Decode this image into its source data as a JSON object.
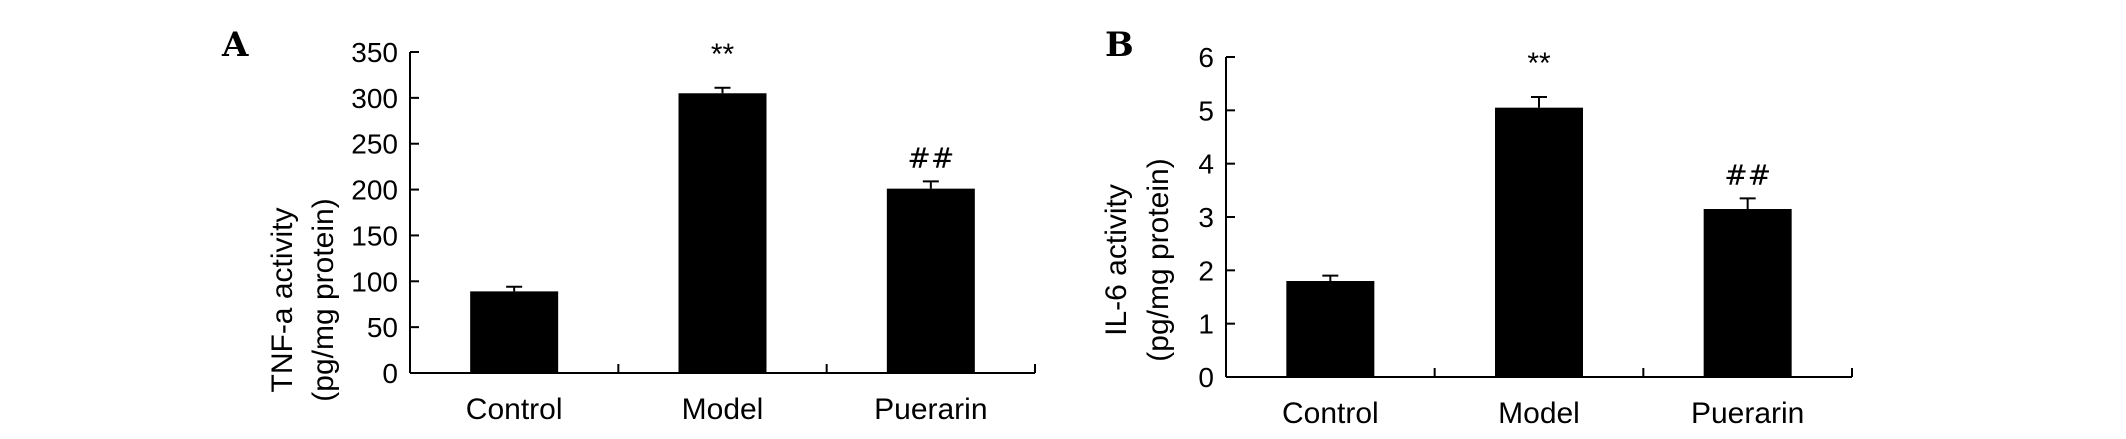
{
  "chart_data": [
    {
      "type": "bar",
      "panel_label": "A",
      "categories": [
        "Control",
        "Model",
        "Puerarin"
      ],
      "values": [
        89,
        305,
        201
      ],
      "errors": [
        5,
        6,
        8
      ],
      "annotations": [
        "",
        "**",
        "##"
      ],
      "ylabel_line1": "TNF-a activity",
      "ylabel_line2": "(pg/mg protein)",
      "ylim": [
        0,
        350
      ],
      "yticks": [
        0,
        50,
        100,
        150,
        200,
        250,
        300,
        350
      ],
      "bar_color": "#000000",
      "grid": false
    },
    {
      "type": "bar",
      "panel_label": "B",
      "categories": [
        "Control",
        "Model",
        "Puerarin"
      ],
      "values": [
        1.8,
        5.05,
        3.15
      ],
      "errors": [
        0.1,
        0.2,
        0.2
      ],
      "annotations": [
        "",
        "**",
        "##"
      ],
      "ylabel_line1": "IL-6 activity",
      "ylabel_line2": "(pg/mg protein)",
      "ylim": [
        0,
        6
      ],
      "yticks": [
        0,
        1,
        2,
        3,
        4,
        5,
        6
      ],
      "bar_color": "#000000",
      "grid": false
    }
  ]
}
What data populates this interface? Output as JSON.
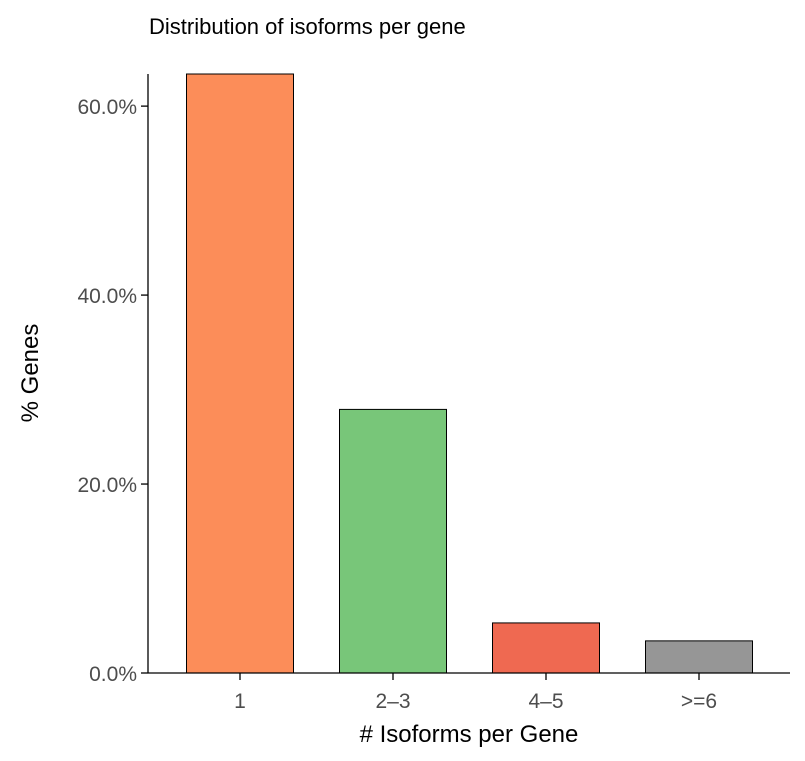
{
  "chart_data": {
    "type": "bar",
    "title": "Distribution of isoforms per gene",
    "xlabel": "# Isoforms per Gene",
    "ylabel": "% Genes",
    "categories": [
      "1",
      "2–3",
      "4–5",
      ">=6"
    ],
    "values": [
      63.4,
      27.9,
      5.3,
      3.4
    ],
    "colors": [
      "#fc8d59",
      "#78c679",
      "#ef6951",
      "#969696"
    ],
    "ylim": [
      0,
      63.4
    ],
    "yticks": [
      0,
      20,
      40,
      60
    ],
    "ytick_labels": [
      "0.0%",
      "20.0%",
      "40.0%",
      "60.0%"
    ],
    "grid": false,
    "legend": "none"
  }
}
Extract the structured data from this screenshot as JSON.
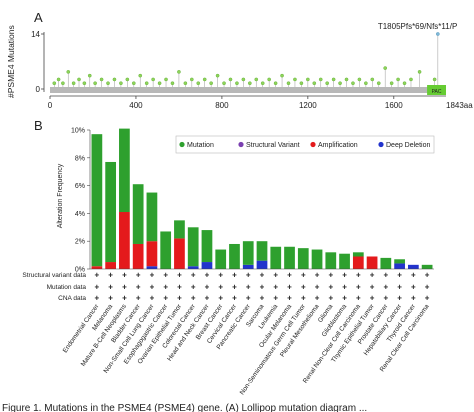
{
  "chart_data": [
    {
      "type": "lollipop",
      "panel_label": "A",
      "ylabel": "#PSME4 Mutations",
      "ylim": [
        0,
        14
      ],
      "yticks": [
        0,
        14
      ],
      "xticks": [
        0,
        400,
        800,
        1200,
        1600
      ],
      "x_end_label": "1843aa",
      "protein_length": 1843,
      "domain": {
        "label": "PAC",
        "start": 1755,
        "end": 1843,
        "color": "#66cc33"
      },
      "annotation": {
        "text": "T1805Pfs*69/Nfs*11/P",
        "position": 1805,
        "count": 14
      },
      "mutations": [
        {
          "pos": 20,
          "count": 1
        },
        {
          "pos": 40,
          "count": 2
        },
        {
          "pos": 60,
          "count": 1
        },
        {
          "pos": 85,
          "count": 4
        },
        {
          "pos": 110,
          "count": 1
        },
        {
          "pos": 135,
          "count": 2
        },
        {
          "pos": 160,
          "count": 1
        },
        {
          "pos": 185,
          "count": 3
        },
        {
          "pos": 210,
          "count": 1
        },
        {
          "pos": 240,
          "count": 2
        },
        {
          "pos": 270,
          "count": 1
        },
        {
          "pos": 300,
          "count": 2
        },
        {
          "pos": 330,
          "count": 1
        },
        {
          "pos": 360,
          "count": 2
        },
        {
          "pos": 390,
          "count": 1
        },
        {
          "pos": 420,
          "count": 3
        },
        {
          "pos": 450,
          "count": 1
        },
        {
          "pos": 480,
          "count": 2
        },
        {
          "pos": 510,
          "count": 1
        },
        {
          "pos": 540,
          "count": 2
        },
        {
          "pos": 570,
          "count": 1
        },
        {
          "pos": 600,
          "count": 4
        },
        {
          "pos": 630,
          "count": 1
        },
        {
          "pos": 660,
          "count": 2
        },
        {
          "pos": 690,
          "count": 1
        },
        {
          "pos": 720,
          "count": 2
        },
        {
          "pos": 750,
          "count": 1
        },
        {
          "pos": 780,
          "count": 3
        },
        {
          "pos": 810,
          "count": 1
        },
        {
          "pos": 840,
          "count": 2
        },
        {
          "pos": 870,
          "count": 1
        },
        {
          "pos": 900,
          "count": 2
        },
        {
          "pos": 930,
          "count": 1
        },
        {
          "pos": 960,
          "count": 2
        },
        {
          "pos": 990,
          "count": 1
        },
        {
          "pos": 1020,
          "count": 2
        },
        {
          "pos": 1050,
          "count": 1
        },
        {
          "pos": 1080,
          "count": 3
        },
        {
          "pos": 1110,
          "count": 1
        },
        {
          "pos": 1140,
          "count": 2
        },
        {
          "pos": 1170,
          "count": 1
        },
        {
          "pos": 1200,
          "count": 2
        },
        {
          "pos": 1230,
          "count": 1
        },
        {
          "pos": 1260,
          "count": 2
        },
        {
          "pos": 1290,
          "count": 1
        },
        {
          "pos": 1320,
          "count": 2
        },
        {
          "pos": 1350,
          "count": 1
        },
        {
          "pos": 1380,
          "count": 2
        },
        {
          "pos": 1410,
          "count": 1
        },
        {
          "pos": 1440,
          "count": 2
        },
        {
          "pos": 1470,
          "count": 1
        },
        {
          "pos": 1500,
          "count": 2
        },
        {
          "pos": 1530,
          "count": 1
        },
        {
          "pos": 1560,
          "count": 5
        },
        {
          "pos": 1590,
          "count": 1
        },
        {
          "pos": 1620,
          "count": 2
        },
        {
          "pos": 1650,
          "count": 1
        },
        {
          "pos": 1680,
          "count": 2
        },
        {
          "pos": 1720,
          "count": 4
        },
        {
          "pos": 1790,
          "count": 2
        },
        {
          "pos": 1805,
          "count": 14
        }
      ]
    },
    {
      "type": "stacked-bar",
      "panel_label": "B",
      "ylabel": "Alteration Frequency",
      "ylim": [
        0,
        10
      ],
      "yticks": [
        "0%",
        "2%",
        "4%",
        "6%",
        "8%",
        "10%"
      ],
      "legend": [
        {
          "label": "Mutation",
          "color": "#2ea02e"
        },
        {
          "label": "Structural Variant",
          "color": "#7a3fb0"
        },
        {
          "label": "Amplification",
          "color": "#e41a1c"
        },
        {
          "label": "Deep Deletion",
          "color": "#2233cc"
        }
      ],
      "legend_position": "top-right",
      "categories": [
        "Endometrial Cancer",
        "Melanoma",
        "Mature B-Cell Neoplasms",
        "Bladder Cancer",
        "Non-Small Cell Lung Cancer",
        "Esophagogastric Cancer",
        "Ovarian Epithelial Tumor",
        "Colorectal Cancer",
        "Head and Neck Cancer",
        "Breast Cancer",
        "Cervical Cancer",
        "Pancreatic Cancer",
        "Sarcoma",
        "Leukemia",
        "Ocular Melanoma",
        "Non-Seminomatous Germ Cell Tumor",
        "Pleural Mesothelioma",
        "Glioma",
        "Glioblastoma",
        "Renal Non-Clear Cell Carcinoma",
        "Thymic Epithelial Tumor",
        "Prostate Cancer",
        "Hepatobiliary Cancer",
        "Thyroid Cancer",
        "Renal Clear Cell Carcinoma"
      ],
      "series": [
        {
          "name": "Mutation",
          "values": [
            9.5,
            7.2,
            6.0,
            4.3,
            3.5,
            2.7,
            1.3,
            2.8,
            2.3,
            1.4,
            1.8,
            1.7,
            1.4,
            1.6,
            1.6,
            1.5,
            1.4,
            1.2,
            1.1,
            0.3,
            0.0,
            0.8,
            0.3,
            0.0,
            0.3
          ]
        },
        {
          "name": "Structural Variant",
          "values": [
            0,
            0,
            0,
            0,
            0,
            0,
            0,
            0,
            0,
            0,
            0,
            0,
            0,
            0,
            0,
            0,
            0,
            0,
            0,
            0,
            0,
            0,
            0,
            0,
            0
          ]
        },
        {
          "name": "Amplification",
          "values": [
            0.2,
            0.5,
            4.1,
            1.8,
            1.8,
            0,
            2.2,
            0,
            0,
            0,
            0,
            0,
            0,
            0,
            0,
            0,
            0,
            0,
            0,
            0.9,
            0.9,
            0,
            0,
            0,
            0
          ]
        },
        {
          "name": "Deep Deletion",
          "values": [
            0,
            0,
            0,
            0,
            0.2,
            0,
            0,
            0.2,
            0.5,
            0,
            0,
            0.3,
            0.6,
            0,
            0,
            0,
            0,
            0,
            0,
            0,
            0,
            0,
            0.4,
            0.3,
            0
          ]
        }
      ],
      "row_labels": [
        "Structural variant data",
        "Mutation data",
        "CNA data"
      ],
      "row_marker": "+"
    }
  ],
  "caption": "Figure 1. Mutations in the PSME4 (PSME4) gene. (A) Lollipop mutation diagram ..."
}
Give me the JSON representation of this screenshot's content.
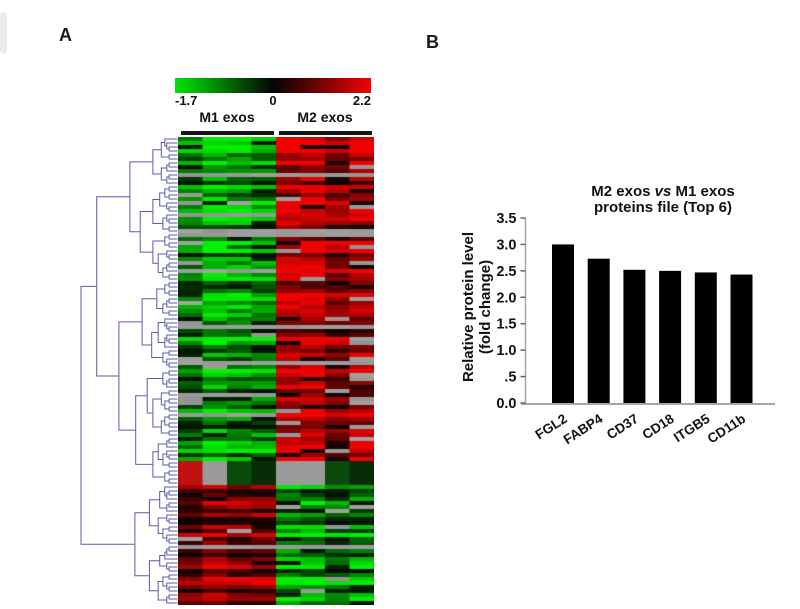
{
  "figure": {
    "panel_a_label": "A",
    "panel_b_label": "B"
  },
  "panel_a": {
    "colorbar": {
      "min_label": "-1.7",
      "mid_label": "0",
      "max_label": "2.2"
    },
    "group1_label": "M1 exos",
    "group2_label": "M2 exos"
  },
  "panel_b": {
    "title_pre": "M2 exos",
    "title_vs": "vs",
    "title_post": "M1 exos",
    "title_line2": "proteins file (Top 6)",
    "ylabel_line1": "Relative protein level",
    "ylabel_line2": "(fold change)"
  },
  "chart_data": [
    {
      "type": "heatmap",
      "panel": "A",
      "rows": 117,
      "columns": {
        "total": 8,
        "groups": [
          {
            "label": "M1 exos",
            "cols": 4
          },
          {
            "label": "M2 exos",
            "cols": 4
          }
        ]
      },
      "colorscale": {
        "min": -1.7,
        "mid": 0,
        "max": 2.2,
        "min_color": "#00e204",
        "mid_color": "#050505",
        "max_color": "#ee0404",
        "missing_color": "#9a9a9a"
      },
      "dendrogram": {
        "color": "#5b5bad",
        "root_split": 0.7436,
        "seed": 12
      },
      "pattern": {
        "seed": 7,
        "sections": [
          {
            "rows": [
              0,
              80
            ],
            "m1": "green",
            "m2": "red",
            "gray_row_chance": 0.08
          },
          {
            "rows": [
              81,
              86
            ],
            "cells": [
              "red",
              "gray",
              "dkgreen",
              "dkgreen_dark",
              "gray",
              "gray",
              "dkgreen",
              "dkgreen_dark"
            ]
          },
          {
            "rows": [
              87,
              116
            ],
            "m1": "red",
            "m2": "green",
            "gray_row_chance": 0.06
          }
        ]
      }
    },
    {
      "type": "bar",
      "panel": "B",
      "title": "M2 exos vs M1 exos proteins file (Top 6)",
      "categories": [
        "FGL2",
        "FABP4",
        "CD37",
        "CD18",
        "ITGB5",
        "CD11b"
      ],
      "values": [
        3.0,
        2.73,
        2.52,
        2.5,
        2.47,
        2.43
      ],
      "ylabel": "Relative protein level (fold change)",
      "ylim": [
        0,
        3.5
      ],
      "ytick_values": [
        0,
        0.5,
        1,
        1.5,
        2,
        2.5,
        3,
        3.5
      ],
      "ytick_labels": [
        "0.0",
        ".5",
        "1.0",
        "1.5",
        "2.0",
        "2.5",
        "3.0",
        "3.5"
      ],
      "bar_color": "#000000",
      "axis_color": "#a6a6a6",
      "grid": false,
      "legend_position": "none"
    }
  ]
}
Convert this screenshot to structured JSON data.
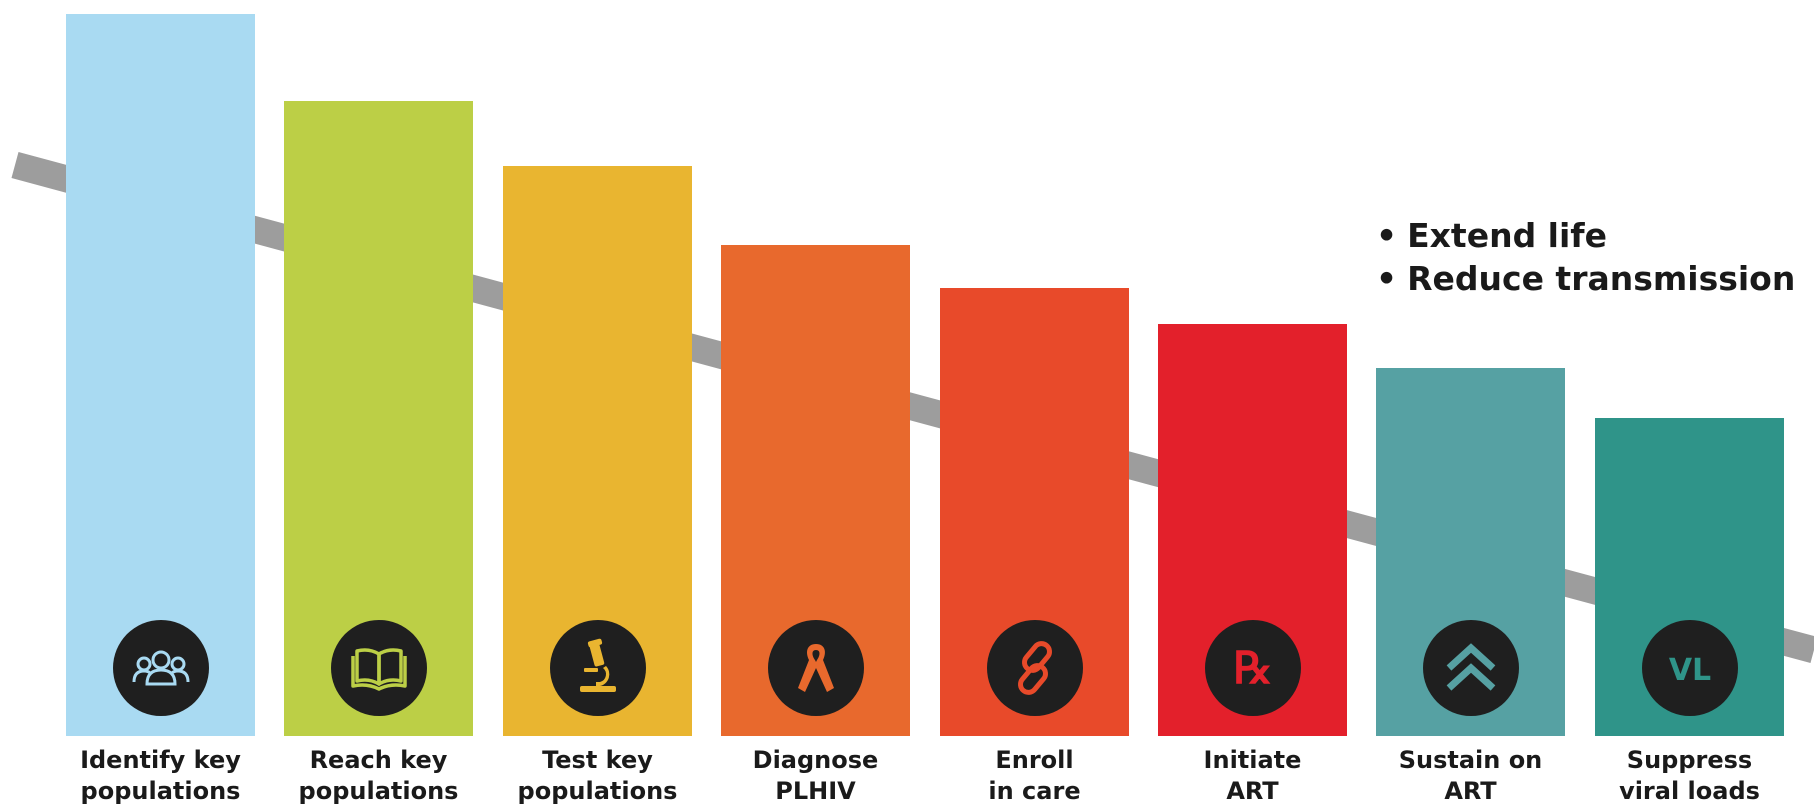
{
  "stages": [
    {
      "line1": "Identify key",
      "line2": "populations",
      "color": "#a9daf2",
      "icon": "people-group-icon",
      "level": 1.0
    },
    {
      "line1": "Reach key",
      "line2": "populations",
      "color": "#bccf46",
      "icon": "open-book-icon",
      "level": 0.88
    },
    {
      "line1": "Test key",
      "line2": "populations",
      "color": "#e9b530",
      "icon": "microscope-icon",
      "level": 0.79
    },
    {
      "line1": "Diagnose",
      "line2": "PLHIV",
      "color": "#e8692d",
      "icon": "awareness-ribbon-icon",
      "level": 0.68
    },
    {
      "line1": "Enroll",
      "line2": "in care",
      "color": "#e84a2a",
      "icon": "chain-link-icon",
      "level": 0.62
    },
    {
      "line1": "Initiate",
      "line2": "ART",
      "color": "#e3202b",
      "icon": "prescription-icon",
      "level": 0.57
    },
    {
      "line1": "Sustain on",
      "line2": "ART",
      "color": "#56a1a3",
      "icon": "double-chevron-up-icon",
      "level": 0.51
    },
    {
      "line1": "Suppress",
      "line2": "viral loads",
      "color": "#2f9489",
      "icon": "vl-icon",
      "level": 0.44
    }
  ],
  "bullets": [
    "Extend life",
    "Reduce transmission"
  ],
  "icon_texts": {
    "prescription": "℞",
    "vl": "VL"
  },
  "colors": {
    "trend_line": "#9d9d9d",
    "badge": "#1f1f1f"
  }
}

### What the task asks:
Wherever the word "level" occurs in the data above, copy the line it sits in.

### Worked solution:
    "ylabel_line1": "Relative protein level",
      "ylabel": "Relative protein level (fold change)",
      "level": 1.0
      "level": 0.88
      "level": 0.79
      "level": 0.68
      "level": 0.62
      "level": 0.57
      "level": 0.51
      "level": 0.44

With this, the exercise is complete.